(Data tied to figure images)
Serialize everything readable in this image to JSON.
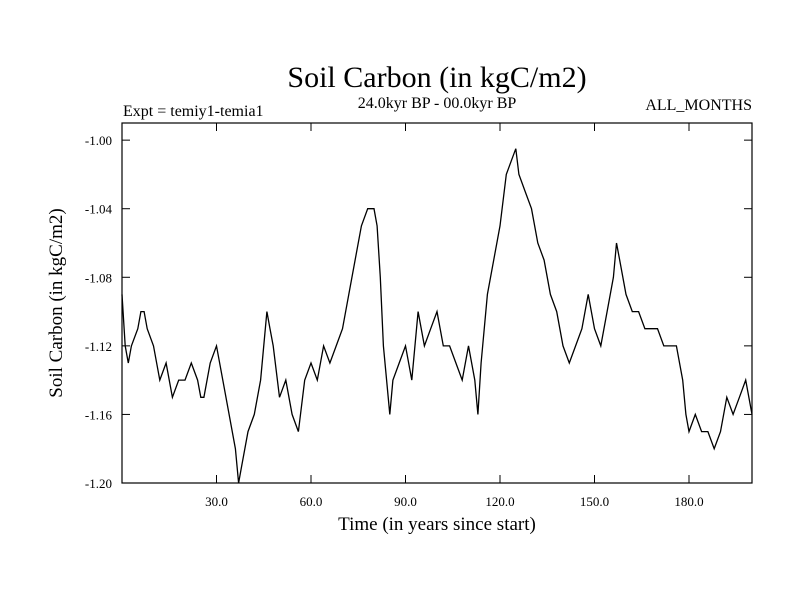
{
  "chart_data": {
    "type": "line",
    "title": "Soil Carbon (in kgC/m2)",
    "subtitle": "24.0kyr BP - 00.0kyr BP",
    "left_note": "Expt = temiy1-temia1",
    "right_note": "ALL_MONTHS",
    "xlabel": "Time (in years since start)",
    "ylabel": "Soil Carbon (in kgC/m2)",
    "xlim": [
      0,
      200
    ],
    "ylim": [
      -1.2,
      -0.99
    ],
    "x_ticks": [
      30,
      60,
      90,
      120,
      150,
      180
    ],
    "x_tick_labels": [
      "30.0",
      "60.0",
      "90.0",
      "120.0",
      "150.0",
      "180.0"
    ],
    "y_ticks": [
      -1.2,
      -1.16,
      -1.12,
      -1.08,
      -1.04,
      -1.0
    ],
    "y_tick_labels": [
      "-1.20",
      "-1.16",
      "-1.12",
      "-1.08",
      "-1.04",
      "-1.00"
    ],
    "line_color": "#000000",
    "series": [
      {
        "x": [
          0,
          1,
          2,
          3,
          5,
          6,
          7,
          8,
          10,
          12,
          14,
          16,
          18,
          20,
          22,
          24,
          25,
          26,
          28,
          30,
          32,
          34,
          36,
          37,
          38,
          40,
          42,
          44,
          46,
          47,
          48,
          50,
          52,
          54,
          56,
          58,
          60,
          62,
          64,
          66,
          68,
          70,
          72,
          74,
          76,
          78,
          80,
          81,
          82,
          83,
          84,
          85,
          86,
          88,
          90,
          92,
          94,
          96,
          98,
          100,
          102,
          104,
          106,
          108,
          110,
          112,
          113,
          114,
          116,
          118,
          120,
          122,
          124,
          125,
          126,
          128,
          130,
          132,
          134,
          136,
          138,
          140,
          142,
          144,
          146,
          148,
          150,
          152,
          154,
          156,
          157,
          158,
          160,
          162,
          164,
          166,
          168,
          170,
          172,
          174,
          176,
          178,
          179,
          180,
          182,
          184,
          186,
          188,
          190,
          192,
          194,
          196,
          198,
          200
        ],
        "values": [
          -1.09,
          -1.12,
          -1.13,
          -1.12,
          -1.11,
          -1.1,
          -1.1,
          -1.11,
          -1.12,
          -1.14,
          -1.13,
          -1.15,
          -1.14,
          -1.14,
          -1.13,
          -1.14,
          -1.15,
          -1.15,
          -1.13,
          -1.12,
          -1.14,
          -1.16,
          -1.18,
          -1.2,
          -1.19,
          -1.17,
          -1.16,
          -1.14,
          -1.1,
          -1.11,
          -1.12,
          -1.15,
          -1.14,
          -1.16,
          -1.17,
          -1.14,
          -1.13,
          -1.14,
          -1.12,
          -1.13,
          -1.12,
          -1.11,
          -1.09,
          -1.07,
          -1.05,
          -1.04,
          -1.04,
          -1.05,
          -1.08,
          -1.12,
          -1.14,
          -1.16,
          -1.14,
          -1.13,
          -1.12,
          -1.14,
          -1.1,
          -1.12,
          -1.11,
          -1.1,
          -1.12,
          -1.12,
          -1.13,
          -1.14,
          -1.12,
          -1.14,
          -1.16,
          -1.13,
          -1.09,
          -1.07,
          -1.05,
          -1.02,
          -1.01,
          -1.005,
          -1.02,
          -1.03,
          -1.04,
          -1.06,
          -1.07,
          -1.09,
          -1.1,
          -1.12,
          -1.13,
          -1.12,
          -1.11,
          -1.09,
          -1.11,
          -1.12,
          -1.1,
          -1.08,
          -1.06,
          -1.07,
          -1.09,
          -1.1,
          -1.1,
          -1.11,
          -1.11,
          -1.11,
          -1.12,
          -1.12,
          -1.12,
          -1.14,
          -1.16,
          -1.17,
          -1.16,
          -1.17,
          -1.17,
          -1.18,
          -1.17,
          -1.15,
          -1.16,
          -1.15,
          -1.14,
          -1.16
        ]
      }
    ]
  }
}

## [Written task]
Make an exact copy of all the material, but keep the pictures out of it.

## [Output for this exercise]
Serialize everything readable in this image to JSON.
{
  "chart_data": {
    "type": "line",
    "title": "Soil Carbon (in kgC/m2)",
    "subtitle": "24.0kyr BP - 00.0kyr BP",
    "left_note": "Expt = temiy1-temia1",
    "right_note": "ALL_MONTHS",
    "xlabel": "Time (in years since start)",
    "ylabel": "Soil Carbon (in kgC/m2)",
    "xlim": [
      0,
      200
    ],
    "ylim": [
      -1.2,
      -0.99
    ],
    "x_ticks": [
      30,
      60,
      90,
      120,
      150,
      180
    ],
    "x_tick_labels": [
      "30.0",
      "60.0",
      "90.0",
      "120.0",
      "150.0",
      "180.0"
    ],
    "y_ticks": [
      -1.2,
      -1.16,
      -1.12,
      -1.08,
      -1.04,
      -1.0
    ],
    "y_tick_labels": [
      "-1.20",
      "-1.16",
      "-1.12",
      "-1.08",
      "-1.04",
      "-1.00"
    ],
    "line_color": "#000000",
    "series": [
      {
        "x": [
          0,
          1,
          2,
          3,
          5,
          6,
          7,
          8,
          10,
          12,
          14,
          16,
          18,
          20,
          22,
          24,
          25,
          26,
          28,
          30,
          32,
          34,
          36,
          37,
          38,
          40,
          42,
          44,
          46,
          47,
          48,
          50,
          52,
          54,
          56,
          58,
          60,
          62,
          64,
          66,
          68,
          70,
          72,
          74,
          76,
          78,
          80,
          81,
          82,
          83,
          84,
          85,
          86,
          88,
          90,
          92,
          94,
          96,
          98,
          100,
          102,
          104,
          106,
          108,
          110,
          112,
          113,
          114,
          116,
          118,
          120,
          122,
          124,
          125,
          126,
          128,
          130,
          132,
          134,
          136,
          138,
          140,
          142,
          144,
          146,
          148,
          150,
          152,
          154,
          156,
          157,
          158,
          160,
          162,
          164,
          166,
          168,
          170,
          172,
          174,
          176,
          178,
          179,
          180,
          182,
          184,
          186,
          188,
          190,
          192,
          194,
          196,
          198,
          200
        ],
        "values": [
          -1.09,
          -1.12,
          -1.13,
          -1.12,
          -1.11,
          -1.1,
          -1.1,
          -1.11,
          -1.12,
          -1.14,
          -1.13,
          -1.15,
          -1.14,
          -1.14,
          -1.13,
          -1.14,
          -1.15,
          -1.15,
          -1.13,
          -1.12,
          -1.14,
          -1.16,
          -1.18,
          -1.2,
          -1.19,
          -1.17,
          -1.16,
          -1.14,
          -1.1,
          -1.11,
          -1.12,
          -1.15,
          -1.14,
          -1.16,
          -1.17,
          -1.14,
          -1.13,
          -1.14,
          -1.12,
          -1.13,
          -1.12,
          -1.11,
          -1.09,
          -1.07,
          -1.05,
          -1.04,
          -1.04,
          -1.05,
          -1.08,
          -1.12,
          -1.14,
          -1.16,
          -1.14,
          -1.13,
          -1.12,
          -1.14,
          -1.1,
          -1.12,
          -1.11,
          -1.1,
          -1.12,
          -1.12,
          -1.13,
          -1.14,
          -1.12,
          -1.14,
          -1.16,
          -1.13,
          -1.09,
          -1.07,
          -1.05,
          -1.02,
          -1.01,
          -1.005,
          -1.02,
          -1.03,
          -1.04,
          -1.06,
          -1.07,
          -1.09,
          -1.1,
          -1.12,
          -1.13,
          -1.12,
          -1.11,
          -1.09,
          -1.11,
          -1.12,
          -1.1,
          -1.08,
          -1.06,
          -1.07,
          -1.09,
          -1.1,
          -1.1,
          -1.11,
          -1.11,
          -1.11,
          -1.12,
          -1.12,
          -1.12,
          -1.14,
          -1.16,
          -1.17,
          -1.16,
          -1.17,
          -1.17,
          -1.18,
          -1.17,
          -1.15,
          -1.16,
          -1.15,
          -1.14,
          -1.16
        ]
      }
    ]
  }
}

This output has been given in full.